> Do this: Extract the items on the lines from the one containing "List each element" through the one containing "marker-star (794, 156, 815, 176)", both included, and reproduce them without any changes.

> Supplied data:
######

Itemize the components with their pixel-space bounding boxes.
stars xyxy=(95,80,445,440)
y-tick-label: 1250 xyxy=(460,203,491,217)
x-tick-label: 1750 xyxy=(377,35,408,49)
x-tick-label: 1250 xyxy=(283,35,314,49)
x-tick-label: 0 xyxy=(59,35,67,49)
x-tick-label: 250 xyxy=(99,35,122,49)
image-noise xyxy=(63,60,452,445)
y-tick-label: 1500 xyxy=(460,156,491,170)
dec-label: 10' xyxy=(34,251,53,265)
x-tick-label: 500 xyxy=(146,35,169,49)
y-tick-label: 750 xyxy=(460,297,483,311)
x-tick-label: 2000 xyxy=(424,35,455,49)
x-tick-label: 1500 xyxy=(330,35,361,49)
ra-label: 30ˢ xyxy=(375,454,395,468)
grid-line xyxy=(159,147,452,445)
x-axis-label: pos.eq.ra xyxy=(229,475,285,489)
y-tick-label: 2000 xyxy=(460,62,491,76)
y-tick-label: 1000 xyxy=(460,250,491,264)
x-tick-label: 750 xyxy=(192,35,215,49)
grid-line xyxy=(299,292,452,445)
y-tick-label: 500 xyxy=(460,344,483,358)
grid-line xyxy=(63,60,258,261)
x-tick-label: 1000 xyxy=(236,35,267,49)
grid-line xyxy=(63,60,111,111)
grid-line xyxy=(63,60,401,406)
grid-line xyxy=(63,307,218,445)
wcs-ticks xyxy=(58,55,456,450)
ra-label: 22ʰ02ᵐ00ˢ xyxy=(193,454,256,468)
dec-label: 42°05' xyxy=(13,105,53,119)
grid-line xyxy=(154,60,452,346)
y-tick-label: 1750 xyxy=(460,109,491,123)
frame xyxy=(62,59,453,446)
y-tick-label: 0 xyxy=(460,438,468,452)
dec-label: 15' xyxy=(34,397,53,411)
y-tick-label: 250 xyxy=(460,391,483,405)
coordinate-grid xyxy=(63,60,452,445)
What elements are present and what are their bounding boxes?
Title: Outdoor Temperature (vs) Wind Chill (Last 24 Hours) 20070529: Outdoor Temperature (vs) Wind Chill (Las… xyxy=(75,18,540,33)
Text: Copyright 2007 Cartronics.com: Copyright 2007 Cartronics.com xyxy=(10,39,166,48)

######

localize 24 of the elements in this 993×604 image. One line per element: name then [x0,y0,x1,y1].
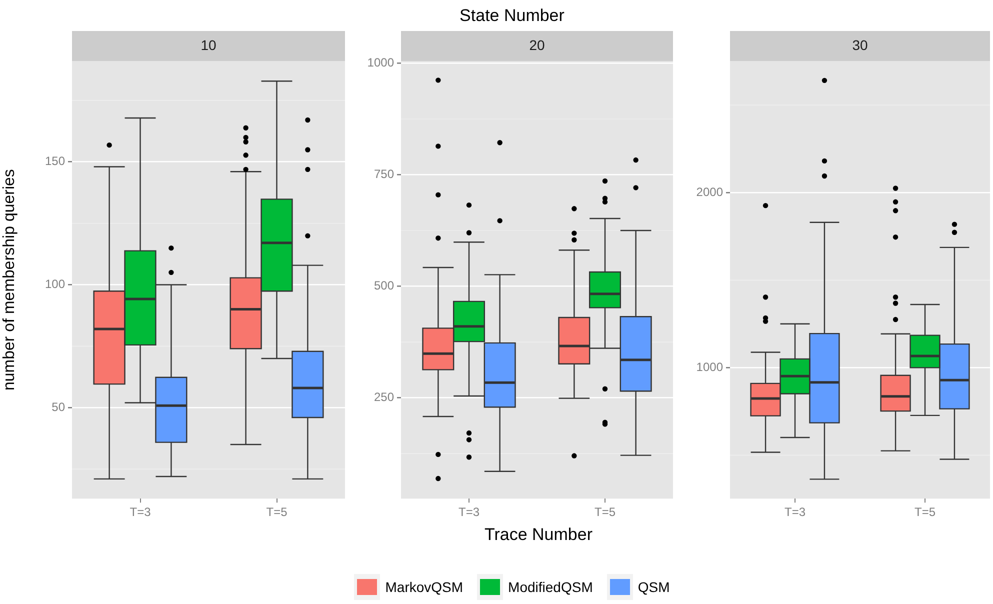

######

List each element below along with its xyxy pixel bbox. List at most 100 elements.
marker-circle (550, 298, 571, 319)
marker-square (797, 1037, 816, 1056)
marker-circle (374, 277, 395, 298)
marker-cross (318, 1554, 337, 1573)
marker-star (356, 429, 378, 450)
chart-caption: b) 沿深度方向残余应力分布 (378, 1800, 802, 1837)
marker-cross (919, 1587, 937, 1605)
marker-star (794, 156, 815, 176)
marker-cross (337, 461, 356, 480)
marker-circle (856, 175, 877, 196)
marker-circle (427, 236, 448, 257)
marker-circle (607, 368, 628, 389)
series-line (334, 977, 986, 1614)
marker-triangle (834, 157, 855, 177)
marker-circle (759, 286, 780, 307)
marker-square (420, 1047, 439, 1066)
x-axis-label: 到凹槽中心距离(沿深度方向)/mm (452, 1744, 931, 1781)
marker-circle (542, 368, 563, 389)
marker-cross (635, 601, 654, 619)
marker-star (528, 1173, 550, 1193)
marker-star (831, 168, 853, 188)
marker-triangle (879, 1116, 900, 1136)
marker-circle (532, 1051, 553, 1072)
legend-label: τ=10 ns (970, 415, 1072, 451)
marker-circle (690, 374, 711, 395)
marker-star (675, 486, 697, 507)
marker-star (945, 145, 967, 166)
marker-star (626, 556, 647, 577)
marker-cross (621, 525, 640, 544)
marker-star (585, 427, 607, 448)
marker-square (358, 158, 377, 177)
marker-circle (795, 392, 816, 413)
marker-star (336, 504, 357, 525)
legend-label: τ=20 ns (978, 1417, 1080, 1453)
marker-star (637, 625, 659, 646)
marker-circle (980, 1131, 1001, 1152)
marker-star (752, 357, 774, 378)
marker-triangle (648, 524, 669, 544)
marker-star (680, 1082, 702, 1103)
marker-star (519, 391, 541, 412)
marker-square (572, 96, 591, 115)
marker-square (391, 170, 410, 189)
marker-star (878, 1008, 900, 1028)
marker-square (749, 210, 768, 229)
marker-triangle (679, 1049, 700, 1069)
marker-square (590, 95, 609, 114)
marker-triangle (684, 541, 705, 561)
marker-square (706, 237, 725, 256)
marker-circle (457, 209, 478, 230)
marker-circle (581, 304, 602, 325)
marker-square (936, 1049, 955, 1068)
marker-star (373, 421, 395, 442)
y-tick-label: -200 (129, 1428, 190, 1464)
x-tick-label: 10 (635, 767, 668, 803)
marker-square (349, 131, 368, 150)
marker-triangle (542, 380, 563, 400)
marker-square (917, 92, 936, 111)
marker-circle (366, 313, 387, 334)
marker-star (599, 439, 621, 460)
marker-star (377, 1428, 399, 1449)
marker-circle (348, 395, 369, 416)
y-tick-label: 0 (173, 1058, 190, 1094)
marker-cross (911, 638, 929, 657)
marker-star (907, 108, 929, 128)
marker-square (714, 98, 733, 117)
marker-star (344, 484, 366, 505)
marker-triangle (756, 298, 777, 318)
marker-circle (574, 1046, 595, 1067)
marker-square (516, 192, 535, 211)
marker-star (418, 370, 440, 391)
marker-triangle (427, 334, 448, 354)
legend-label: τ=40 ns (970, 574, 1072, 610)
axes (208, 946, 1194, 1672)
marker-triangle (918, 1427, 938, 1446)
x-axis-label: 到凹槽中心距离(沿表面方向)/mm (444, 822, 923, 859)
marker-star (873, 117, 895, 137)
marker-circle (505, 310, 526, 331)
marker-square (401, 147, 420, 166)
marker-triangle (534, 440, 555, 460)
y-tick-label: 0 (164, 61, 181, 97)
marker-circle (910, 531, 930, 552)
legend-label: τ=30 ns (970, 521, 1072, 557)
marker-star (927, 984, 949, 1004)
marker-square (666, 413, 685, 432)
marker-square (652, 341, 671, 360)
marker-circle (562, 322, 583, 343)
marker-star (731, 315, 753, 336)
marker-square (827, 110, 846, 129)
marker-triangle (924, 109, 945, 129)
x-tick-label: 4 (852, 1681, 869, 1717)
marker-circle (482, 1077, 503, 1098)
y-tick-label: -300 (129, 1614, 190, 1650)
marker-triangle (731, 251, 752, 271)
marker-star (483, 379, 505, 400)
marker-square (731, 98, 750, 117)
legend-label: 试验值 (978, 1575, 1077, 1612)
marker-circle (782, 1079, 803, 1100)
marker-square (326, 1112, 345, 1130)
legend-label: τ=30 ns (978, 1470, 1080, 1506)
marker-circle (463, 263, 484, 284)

######

> Exercise result:
List each element below along with its xyxy pixel bbox. List at most 100 elements.
marker-circle (550, 298, 571, 319)
marker-square (797, 1037, 816, 1056)
marker-circle (374, 277, 395, 298)
marker-cross (318, 1554, 337, 1573)
marker-star (356, 429, 378, 450)
chart-caption: b) 沿深度方向残余应力分布 (378, 1800, 802, 1837)
marker-cross (919, 1587, 937, 1605)
marker-star (794, 156, 815, 176)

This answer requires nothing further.